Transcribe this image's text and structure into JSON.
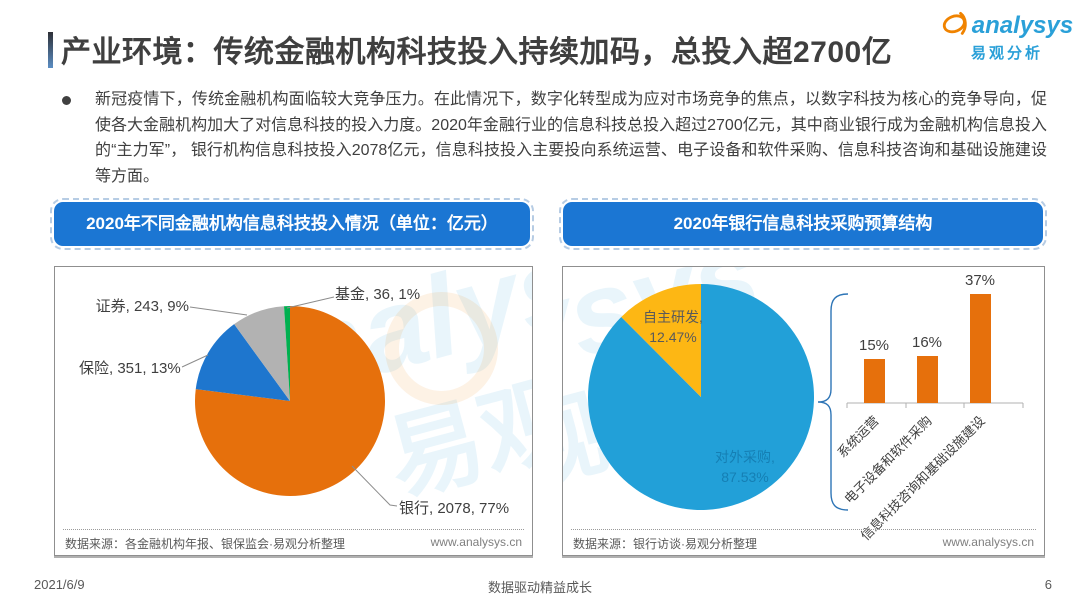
{
  "header": {
    "title": "产业环境：传统金融机构科技投入持续加码，总投入超2700亿",
    "logo_brand": "analysys",
    "logo_cn": "易观分析"
  },
  "intro": {
    "bullet_text": "新冠疫情下，传统金融机构面临较大竞争压力。在此情况下，数字化转型成为应对市场竞争的焦点，以数字科技为核心的竞争导向，促使各大金融机构加大了对信息科技的投入力度。2020年金融行业的信息科技总投入超过2700亿元，其中商业银行成为金融机构信息投入的“主力军”， 银行机构信息科技投入2078亿元，信息科技投入主要投向系统运营、电子设备和软件采购、信息科技咨询和基础设施建设等方面。"
  },
  "panels": {
    "left": {
      "banner": "2020年不同金融机构信息科技投入情况（单位：亿元）",
      "source": "数据来源：各金融机构年报、银保监会·易观分析整理",
      "website": "www.analysys.cn"
    },
    "right": {
      "banner": "2020年银行信息科技采购预算结构",
      "source": "数据来源：银行访谈·易观分析整理",
      "website": "www.analysys.cn"
    }
  },
  "footer": {
    "date": "2021/6/9",
    "slogan": "数据驱动精益成长",
    "page_number": "6"
  },
  "colors": {
    "banner_blue": "#1b76d3",
    "bar_orange": "#e6700c",
    "brand_blue": "#2aa0d8"
  },
  "chart_data": [
    {
      "type": "pie",
      "title": "2020年不同金融机构信息科技投入情况",
      "unit": "亿元",
      "start_angle_deg": 0,
      "clockwise": true,
      "series": [
        {
          "label": "银行",
          "value": 2078,
          "pct": 77,
          "color": "#e6700c",
          "display": "银行, 2078, 77%"
        },
        {
          "label": "保险",
          "value": 351,
          "pct": 13,
          "color": "#1e76ce",
          "display": "保险, 351, 13%"
        },
        {
          "label": "证券",
          "value": 243,
          "pct": 9,
          "color": "#b2b2b2",
          "display": "证券, 243, 9%"
        },
        {
          "label": "基金",
          "value": 36,
          "pct": 1,
          "color": "#00b050",
          "display": "基金, 36, 1%"
        }
      ]
    },
    {
      "type": "pie",
      "title": "2020年银行信息科技采购预算结构",
      "start_angle_deg": 0,
      "clockwise": true,
      "series": [
        {
          "label": "对外采购",
          "pct": 87.53,
          "color": "#22a0d8",
          "display_line1": "对外采购,",
          "display_line2": "87.53%"
        },
        {
          "label": "自主研发",
          "pct": 12.47,
          "color": "#fdb714",
          "display_line1": "自主研发,",
          "display_line2": "12.47%"
        }
      ]
    },
    {
      "type": "bar",
      "title": "银行信息科技采购预算分项占比",
      "categories": [
        "系统运营",
        "电子设备和软件采购",
        "信息科技咨询和基础设施建设"
      ],
      "values": [
        15,
        16,
        37
      ],
      "value_labels": [
        "15%",
        "16%",
        "37%"
      ],
      "unit": "%",
      "bar_color": "#e6700c",
      "ylim": [
        0,
        40
      ],
      "grid": false,
      "legend": false
    }
  ]
}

□ □ □

# Your goal:
Leave images out of the retyped records; keep all else exact.

# Right answer:
Transcribe this image's text and structure into JSON.
{
  "header": {
    "title": "产业环境：传统金融机构科技投入持续加码，总投入超2700亿",
    "logo_brand": "analysys",
    "logo_cn": "易观分析"
  },
  "intro": {
    "bullet_text": "新冠疫情下，传统金融机构面临较大竞争压力。在此情况下，数字化转型成为应对市场竞争的焦点，以数字科技为核心的竞争导向，促使各大金融机构加大了对信息科技的投入力度。2020年金融行业的信息科技总投入超过2700亿元，其中商业银行成为金融机构信息投入的“主力军”， 银行机构信息科技投入2078亿元，信息科技投入主要投向系统运营、电子设备和软件采购、信息科技咨询和基础设施建设等方面。"
  },
  "panels": {
    "left": {
      "banner": "2020年不同金融机构信息科技投入情况（单位：亿元）",
      "source": "数据来源：各金融机构年报、银保监会·易观分析整理",
      "website": "www.analysys.cn"
    },
    "right": {
      "banner": "2020年银行信息科技采购预算结构",
      "source": "数据来源：银行访谈·易观分析整理",
      "website": "www.analysys.cn"
    }
  },
  "footer": {
    "date": "2021/6/9",
    "slogan": "数据驱动精益成长",
    "page_number": "6"
  },
  "colors": {
    "banner_blue": "#1b76d3",
    "bar_orange": "#e6700c",
    "brand_blue": "#2aa0d8"
  },
  "chart_data": [
    {
      "type": "pie",
      "title": "2020年不同金融机构信息科技投入情况",
      "unit": "亿元",
      "start_angle_deg": 0,
      "clockwise": true,
      "series": [
        {
          "label": "银行",
          "value": 2078,
          "pct": 77,
          "color": "#e6700c",
          "display": "银行, 2078, 77%"
        },
        {
          "label": "保险",
          "value": 351,
          "pct": 13,
          "color": "#1e76ce",
          "display": "保险, 351, 13%"
        },
        {
          "label": "证券",
          "value": 243,
          "pct": 9,
          "color": "#b2b2b2",
          "display": "证券, 243, 9%"
        },
        {
          "label": "基金",
          "value": 36,
          "pct": 1,
          "color": "#00b050",
          "display": "基金, 36, 1%"
        }
      ]
    },
    {
      "type": "pie",
      "title": "2020年银行信息科技采购预算结构",
      "start_angle_deg": 0,
      "clockwise": true,
      "series": [
        {
          "label": "对外采购",
          "pct": 87.53,
          "color": "#22a0d8",
          "display_line1": "对外采购,",
          "display_line2": "87.53%"
        },
        {
          "label": "自主研发",
          "pct": 12.47,
          "color": "#fdb714",
          "display_line1": "自主研发,",
          "display_line2": "12.47%"
        }
      ]
    },
    {
      "type": "bar",
      "title": "银行信息科技采购预算分项占比",
      "categories": [
        "系统运营",
        "电子设备和软件采购",
        "信息科技咨询和基础设施建设"
      ],
      "values": [
        15,
        16,
        37
      ],
      "value_labels": [
        "15%",
        "16%",
        "37%"
      ],
      "unit": "%",
      "bar_color": "#e6700c",
      "ylim": [
        0,
        40
      ],
      "grid": false,
      "legend": false
    }
  ]
}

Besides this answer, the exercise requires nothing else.